## Task brief:
Reproduce the listing below verbatim.

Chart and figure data
##########

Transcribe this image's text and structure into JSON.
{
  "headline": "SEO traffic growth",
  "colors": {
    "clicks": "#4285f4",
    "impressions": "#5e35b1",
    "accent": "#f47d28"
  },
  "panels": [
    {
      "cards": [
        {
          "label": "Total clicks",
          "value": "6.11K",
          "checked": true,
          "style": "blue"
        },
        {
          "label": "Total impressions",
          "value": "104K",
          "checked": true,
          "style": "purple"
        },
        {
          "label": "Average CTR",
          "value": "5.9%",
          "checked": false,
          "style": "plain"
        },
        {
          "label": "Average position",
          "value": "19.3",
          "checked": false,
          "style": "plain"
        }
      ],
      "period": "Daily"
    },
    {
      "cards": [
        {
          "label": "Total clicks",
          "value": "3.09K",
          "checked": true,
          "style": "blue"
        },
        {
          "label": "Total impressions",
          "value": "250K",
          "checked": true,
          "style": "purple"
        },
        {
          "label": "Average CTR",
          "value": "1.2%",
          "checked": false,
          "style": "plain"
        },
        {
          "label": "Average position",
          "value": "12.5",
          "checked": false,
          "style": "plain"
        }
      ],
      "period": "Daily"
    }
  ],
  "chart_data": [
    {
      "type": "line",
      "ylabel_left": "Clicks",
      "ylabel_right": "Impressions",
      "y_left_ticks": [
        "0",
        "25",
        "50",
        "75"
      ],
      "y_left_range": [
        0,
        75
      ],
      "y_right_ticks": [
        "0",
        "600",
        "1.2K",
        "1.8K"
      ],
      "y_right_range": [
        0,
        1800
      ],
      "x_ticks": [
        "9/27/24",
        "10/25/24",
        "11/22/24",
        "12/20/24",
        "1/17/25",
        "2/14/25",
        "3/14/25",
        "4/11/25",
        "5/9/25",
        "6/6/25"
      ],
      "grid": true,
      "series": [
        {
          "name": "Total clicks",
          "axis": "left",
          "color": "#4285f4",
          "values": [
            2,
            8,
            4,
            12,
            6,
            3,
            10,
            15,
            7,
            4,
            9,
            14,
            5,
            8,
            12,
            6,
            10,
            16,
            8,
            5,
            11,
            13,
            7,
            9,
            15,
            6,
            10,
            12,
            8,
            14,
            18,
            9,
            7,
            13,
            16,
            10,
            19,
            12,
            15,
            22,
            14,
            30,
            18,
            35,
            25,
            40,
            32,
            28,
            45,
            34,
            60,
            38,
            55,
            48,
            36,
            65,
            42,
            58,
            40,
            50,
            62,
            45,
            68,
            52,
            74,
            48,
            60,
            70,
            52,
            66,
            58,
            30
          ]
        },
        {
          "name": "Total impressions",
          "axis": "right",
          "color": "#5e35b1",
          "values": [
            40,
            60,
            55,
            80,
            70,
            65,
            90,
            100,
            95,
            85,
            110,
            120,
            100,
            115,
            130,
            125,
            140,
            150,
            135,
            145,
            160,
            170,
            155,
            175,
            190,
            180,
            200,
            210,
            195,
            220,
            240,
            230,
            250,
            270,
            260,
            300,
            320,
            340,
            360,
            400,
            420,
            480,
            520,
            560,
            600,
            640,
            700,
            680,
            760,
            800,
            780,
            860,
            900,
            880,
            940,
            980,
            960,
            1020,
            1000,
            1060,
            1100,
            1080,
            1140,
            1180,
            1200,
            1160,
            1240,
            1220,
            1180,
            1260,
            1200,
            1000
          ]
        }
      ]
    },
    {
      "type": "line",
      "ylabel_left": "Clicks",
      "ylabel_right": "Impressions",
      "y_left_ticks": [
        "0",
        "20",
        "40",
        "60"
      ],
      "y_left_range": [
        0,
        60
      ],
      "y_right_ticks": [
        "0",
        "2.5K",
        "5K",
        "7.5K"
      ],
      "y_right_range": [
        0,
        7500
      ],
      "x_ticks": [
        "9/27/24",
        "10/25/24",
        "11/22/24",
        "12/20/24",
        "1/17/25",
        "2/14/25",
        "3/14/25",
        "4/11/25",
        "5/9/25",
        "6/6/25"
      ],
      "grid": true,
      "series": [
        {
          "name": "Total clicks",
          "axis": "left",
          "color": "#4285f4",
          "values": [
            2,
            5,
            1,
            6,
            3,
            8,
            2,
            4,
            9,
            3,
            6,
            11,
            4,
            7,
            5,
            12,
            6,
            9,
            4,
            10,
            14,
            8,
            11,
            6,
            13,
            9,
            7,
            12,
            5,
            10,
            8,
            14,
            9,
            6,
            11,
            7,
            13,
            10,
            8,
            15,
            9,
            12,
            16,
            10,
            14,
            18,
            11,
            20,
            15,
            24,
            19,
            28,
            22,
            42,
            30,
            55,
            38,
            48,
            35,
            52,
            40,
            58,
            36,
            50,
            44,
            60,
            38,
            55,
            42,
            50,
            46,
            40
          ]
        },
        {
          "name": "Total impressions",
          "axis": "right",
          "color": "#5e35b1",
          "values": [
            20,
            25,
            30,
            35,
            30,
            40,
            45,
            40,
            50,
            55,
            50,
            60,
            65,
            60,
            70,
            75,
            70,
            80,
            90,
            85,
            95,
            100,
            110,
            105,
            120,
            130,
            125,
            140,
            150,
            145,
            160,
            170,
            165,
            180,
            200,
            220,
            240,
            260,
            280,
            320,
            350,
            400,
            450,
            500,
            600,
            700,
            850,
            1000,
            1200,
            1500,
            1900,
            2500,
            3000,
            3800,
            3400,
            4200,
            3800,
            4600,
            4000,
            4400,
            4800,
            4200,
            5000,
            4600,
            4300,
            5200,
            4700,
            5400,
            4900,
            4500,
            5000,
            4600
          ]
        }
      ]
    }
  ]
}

##########

## Reply to the exercise:
Transcribe this image's text and structure into JSON.
{
  "headline": "SEO traffic growth",
  "colors": {
    "clicks": "#4285f4",
    "impressions": "#5e35b1",
    "accent": "#f47d28"
  },
  "panels": [
    {
      "cards": [
        {
          "label": "Total clicks",
          "value": "6.11K",
          "checked": true,
          "style": "blue"
        },
        {
          "label": "Total impressions",
          "value": "104K",
          "checked": true,
          "style": "purple"
        },
        {
          "label": "Average CTR",
          "value": "5.9%",
          "checked": false,
          "style": "plain"
        },
        {
          "label": "Average position",
          "value": "19.3",
          "checked": false,
          "style": "plain"
        }
      ],
      "period": "Daily"
    },
    {
      "cards": [
        {
          "label": "Total clicks",
          "value": "3.09K",
          "checked": true,
          "style": "blue"
        },
        {
          "label": "Total impressions",
          "value": "250K",
          "checked": true,
          "style": "purple"
        },
        {
          "label": "Average CTR",
          "value": "1.2%",
          "checked": false,
          "style": "plain"
        },
        {
          "label": "Average position",
          "value": "12.5",
          "checked": false,
          "style": "plain"
        }
      ],
      "period": "Daily"
    }
  ],
  "chart_data": [
    {
      "type": "line",
      "ylabel_left": "Clicks",
      "ylabel_right": "Impressions",
      "y_left_ticks": [
        "0",
        "25",
        "50",
        "75"
      ],
      "y_left_range": [
        0,
        75
      ],
      "y_right_ticks": [
        "0",
        "600",
        "1.2K",
        "1.8K"
      ],
      "y_right_range": [
        0,
        1800
      ],
      "x_ticks": [
        "9/27/24",
        "10/25/24",
        "11/22/24",
        "12/20/24",
        "1/17/25",
        "2/14/25",
        "3/14/25",
        "4/11/25",
        "5/9/25",
        "6/6/25"
      ],
      "grid": true,
      "series": [
        {
          "name": "Total clicks",
          "axis": "left",
          "color": "#4285f4",
          "values": [
            2,
            8,
            4,
            12,
            6,
            3,
            10,
            15,
            7,
            4,
            9,
            14,
            5,
            8,
            12,
            6,
            10,
            16,
            8,
            5,
            11,
            13,
            7,
            9,
            15,
            6,
            10,
            12,
            8,
            14,
            18,
            9,
            7,
            13,
            16,
            10,
            19,
            12,
            15,
            22,
            14,
            30,
            18,
            35,
            25,
            40,
            32,
            28,
            45,
            34,
            60,
            38,
            55,
            48,
            36,
            65,
            42,
            58,
            40,
            50,
            62,
            45,
            68,
            52,
            74,
            48,
            60,
            70,
            52,
            66,
            58,
            30
          ]
        },
        {
          "name": "Total impressions",
          "axis": "right",
          "color": "#5e35b1",
          "values": [
            40,
            60,
            55,
            80,
            70,
            65,
            90,
            100,
            95,
            85,
            110,
            120,
            100,
            115,
            130,
            125,
            140,
            150,
            135,
            145,
            160,
            170,
            155,
            175,
            190,
            180,
            200,
            210,
            195,
            220,
            240,
            230,
            250,
            270,
            260,
            300,
            320,
            340,
            360,
            400,
            420,
            480,
            520,
            560,
            600,
            640,
            700,
            680,
            760,
            800,
            780,
            860,
            900,
            880,
            940,
            980,
            960,
            1020,
            1000,
            1060,
            1100,
            1080,
            1140,
            1180,
            1200,
            1160,
            1240,
            1220,
            1180,
            1260,
            1200,
            1000
          ]
        }
      ]
    },
    {
      "type": "line",
      "ylabel_left": "Clicks",
      "ylabel_right": "Impressions",
      "y_left_ticks": [
        "0",
        "20",
        "40",
        "60"
      ],
      "y_left_range": [
        0,
        60
      ],
      "y_right_ticks": [
        "0",
        "2.5K",
        "5K",
        "7.5K"
      ],
      "y_right_range": [
        0,
        7500
      ],
      "x_ticks": [
        "9/27/24",
        "10/25/24",
        "11/22/24",
        "12/20/24",
        "1/17/25",
        "2/14/25",
        "3/14/25",
        "4/11/25",
        "5/9/25",
        "6/6/25"
      ],
      "grid": true,
      "series": [
        {
          "name": "Total clicks",
          "axis": "left",
          "color": "#4285f4",
          "values": [
            2,
            5,
            1,
            6,
            3,
            8,
            2,
            4,
            9,
            3,
            6,
            11,
            4,
            7,
            5,
            12,
            6,
            9,
            4,
            10,
            14,
            8,
            11,
            6,
            13,
            9,
            7,
            12,
            5,
            10,
            8,
            14,
            9,
            6,
            11,
            7,
            13,
            10,
            8,
            15,
            9,
            12,
            16,
            10,
            14,
            18,
            11,
            20,
            15,
            24,
            19,
            28,
            22,
            42,
            30,
            55,
            38,
            48,
            35,
            52,
            40,
            58,
            36,
            50,
            44,
            60,
            38,
            55,
            42,
            50,
            46,
            40
          ]
        },
        {
          "name": "Total impressions",
          "axis": "right",
          "color": "#5e35b1",
          "values": [
            20,
            25,
            30,
            35,
            30,
            40,
            45,
            40,
            50,
            55,
            50,
            60,
            65,
            60,
            70,
            75,
            70,
            80,
            90,
            85,
            95,
            100,
            110,
            105,
            120,
            130,
            125,
            140,
            150,
            145,
            160,
            170,
            165,
            180,
            200,
            220,
            240,
            260,
            280,
            320,
            350,
            400,
            450,
            500,
            600,
            700,
            850,
            1000,
            1200,
            1500,
            1900,
            2500,
            3000,
            3800,
            3400,
            4200,
            3800,
            4600,
            4000,
            4400,
            4800,
            4200,
            5000,
            4600,
            4300,
            5200,
            4700,
            5400,
            4900,
            4500,
            5000,
            4600
          ]
        }
      ]
    }
  ]
}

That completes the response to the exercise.